### Records for this exercise:
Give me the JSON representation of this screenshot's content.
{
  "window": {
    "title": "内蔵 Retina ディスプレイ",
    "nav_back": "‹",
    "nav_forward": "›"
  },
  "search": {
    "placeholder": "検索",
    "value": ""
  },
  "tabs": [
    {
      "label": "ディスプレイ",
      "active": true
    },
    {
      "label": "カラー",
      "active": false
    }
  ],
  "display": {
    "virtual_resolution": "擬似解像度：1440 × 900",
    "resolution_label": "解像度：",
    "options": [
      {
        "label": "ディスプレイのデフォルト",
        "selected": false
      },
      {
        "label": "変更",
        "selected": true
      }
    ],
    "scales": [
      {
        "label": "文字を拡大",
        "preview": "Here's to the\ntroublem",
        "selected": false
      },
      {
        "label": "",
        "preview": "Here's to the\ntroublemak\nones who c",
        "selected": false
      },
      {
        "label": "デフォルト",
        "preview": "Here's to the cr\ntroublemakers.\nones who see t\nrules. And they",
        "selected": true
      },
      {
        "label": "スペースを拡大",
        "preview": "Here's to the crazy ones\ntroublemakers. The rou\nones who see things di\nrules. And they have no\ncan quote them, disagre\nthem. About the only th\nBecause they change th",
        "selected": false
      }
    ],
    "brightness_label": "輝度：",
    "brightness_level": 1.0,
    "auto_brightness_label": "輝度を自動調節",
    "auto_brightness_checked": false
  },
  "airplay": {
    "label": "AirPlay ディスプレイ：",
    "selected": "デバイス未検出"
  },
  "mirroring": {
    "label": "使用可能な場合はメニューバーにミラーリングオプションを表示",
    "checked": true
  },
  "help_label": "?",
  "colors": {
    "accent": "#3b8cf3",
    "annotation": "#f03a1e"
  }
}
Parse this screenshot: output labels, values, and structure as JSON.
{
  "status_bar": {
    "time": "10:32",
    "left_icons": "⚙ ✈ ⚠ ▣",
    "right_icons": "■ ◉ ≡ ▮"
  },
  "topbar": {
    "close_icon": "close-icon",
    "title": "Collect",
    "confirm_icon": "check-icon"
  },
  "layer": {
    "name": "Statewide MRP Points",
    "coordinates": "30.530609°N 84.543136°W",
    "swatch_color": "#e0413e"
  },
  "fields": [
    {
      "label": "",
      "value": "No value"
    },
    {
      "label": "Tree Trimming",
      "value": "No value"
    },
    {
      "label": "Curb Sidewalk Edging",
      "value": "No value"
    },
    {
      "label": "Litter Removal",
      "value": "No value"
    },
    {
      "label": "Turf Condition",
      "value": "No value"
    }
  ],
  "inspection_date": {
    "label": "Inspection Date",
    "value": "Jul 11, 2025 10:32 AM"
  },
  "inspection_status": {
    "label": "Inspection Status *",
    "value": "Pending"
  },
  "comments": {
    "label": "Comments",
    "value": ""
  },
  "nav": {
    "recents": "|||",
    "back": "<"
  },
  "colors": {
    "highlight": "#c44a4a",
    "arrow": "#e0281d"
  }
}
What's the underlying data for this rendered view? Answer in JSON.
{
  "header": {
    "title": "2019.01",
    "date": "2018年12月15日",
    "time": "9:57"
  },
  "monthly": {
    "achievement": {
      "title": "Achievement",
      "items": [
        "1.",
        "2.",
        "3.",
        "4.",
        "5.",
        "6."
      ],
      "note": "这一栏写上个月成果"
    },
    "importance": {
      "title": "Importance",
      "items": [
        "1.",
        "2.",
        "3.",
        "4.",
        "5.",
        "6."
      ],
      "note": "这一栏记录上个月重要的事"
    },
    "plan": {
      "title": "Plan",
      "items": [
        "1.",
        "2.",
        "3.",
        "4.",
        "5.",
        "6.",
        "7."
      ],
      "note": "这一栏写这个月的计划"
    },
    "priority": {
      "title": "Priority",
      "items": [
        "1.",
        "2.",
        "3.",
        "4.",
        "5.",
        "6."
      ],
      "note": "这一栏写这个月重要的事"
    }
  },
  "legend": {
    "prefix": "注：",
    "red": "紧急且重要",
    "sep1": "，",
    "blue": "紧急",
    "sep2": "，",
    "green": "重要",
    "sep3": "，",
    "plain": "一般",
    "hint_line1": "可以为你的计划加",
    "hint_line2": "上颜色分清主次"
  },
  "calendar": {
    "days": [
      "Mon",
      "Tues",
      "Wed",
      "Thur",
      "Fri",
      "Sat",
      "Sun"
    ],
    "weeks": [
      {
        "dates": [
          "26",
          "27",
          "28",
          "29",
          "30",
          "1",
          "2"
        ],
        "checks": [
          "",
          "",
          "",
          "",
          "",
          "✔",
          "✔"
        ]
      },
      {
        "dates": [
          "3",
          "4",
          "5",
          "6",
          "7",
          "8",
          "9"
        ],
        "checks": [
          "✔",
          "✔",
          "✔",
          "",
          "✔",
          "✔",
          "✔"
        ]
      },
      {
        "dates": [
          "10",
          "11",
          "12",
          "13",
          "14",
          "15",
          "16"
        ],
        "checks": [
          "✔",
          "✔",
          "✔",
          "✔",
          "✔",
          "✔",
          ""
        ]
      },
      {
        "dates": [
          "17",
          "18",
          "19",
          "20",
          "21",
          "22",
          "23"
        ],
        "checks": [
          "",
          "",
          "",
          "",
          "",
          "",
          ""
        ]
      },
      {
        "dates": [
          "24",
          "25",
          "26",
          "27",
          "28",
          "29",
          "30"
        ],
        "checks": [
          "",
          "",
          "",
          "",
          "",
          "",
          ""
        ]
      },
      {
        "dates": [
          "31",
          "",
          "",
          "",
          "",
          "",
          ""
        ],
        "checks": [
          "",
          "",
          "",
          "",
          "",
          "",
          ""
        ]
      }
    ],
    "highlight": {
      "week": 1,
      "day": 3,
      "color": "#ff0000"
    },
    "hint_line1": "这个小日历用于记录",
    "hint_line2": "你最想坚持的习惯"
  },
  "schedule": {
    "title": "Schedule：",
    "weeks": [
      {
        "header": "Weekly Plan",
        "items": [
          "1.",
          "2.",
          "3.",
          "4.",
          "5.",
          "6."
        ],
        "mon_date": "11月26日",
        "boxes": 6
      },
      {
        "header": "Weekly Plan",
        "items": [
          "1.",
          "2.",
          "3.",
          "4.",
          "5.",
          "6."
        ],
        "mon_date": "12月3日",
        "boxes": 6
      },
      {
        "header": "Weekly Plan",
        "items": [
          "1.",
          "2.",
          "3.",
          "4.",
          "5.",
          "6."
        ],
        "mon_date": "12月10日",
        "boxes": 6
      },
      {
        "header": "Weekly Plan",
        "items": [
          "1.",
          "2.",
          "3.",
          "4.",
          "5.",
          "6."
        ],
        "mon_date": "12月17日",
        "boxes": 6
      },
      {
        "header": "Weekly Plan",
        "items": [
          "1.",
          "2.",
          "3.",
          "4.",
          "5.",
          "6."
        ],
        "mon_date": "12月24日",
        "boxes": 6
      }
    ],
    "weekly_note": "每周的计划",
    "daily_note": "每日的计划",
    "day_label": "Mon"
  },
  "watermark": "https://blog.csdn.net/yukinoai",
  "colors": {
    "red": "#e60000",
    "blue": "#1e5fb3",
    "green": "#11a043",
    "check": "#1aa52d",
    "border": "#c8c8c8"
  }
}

### What the task asks:
The required output is the number of lines containing the word "nones", and nothing besides.

### Full answer:
3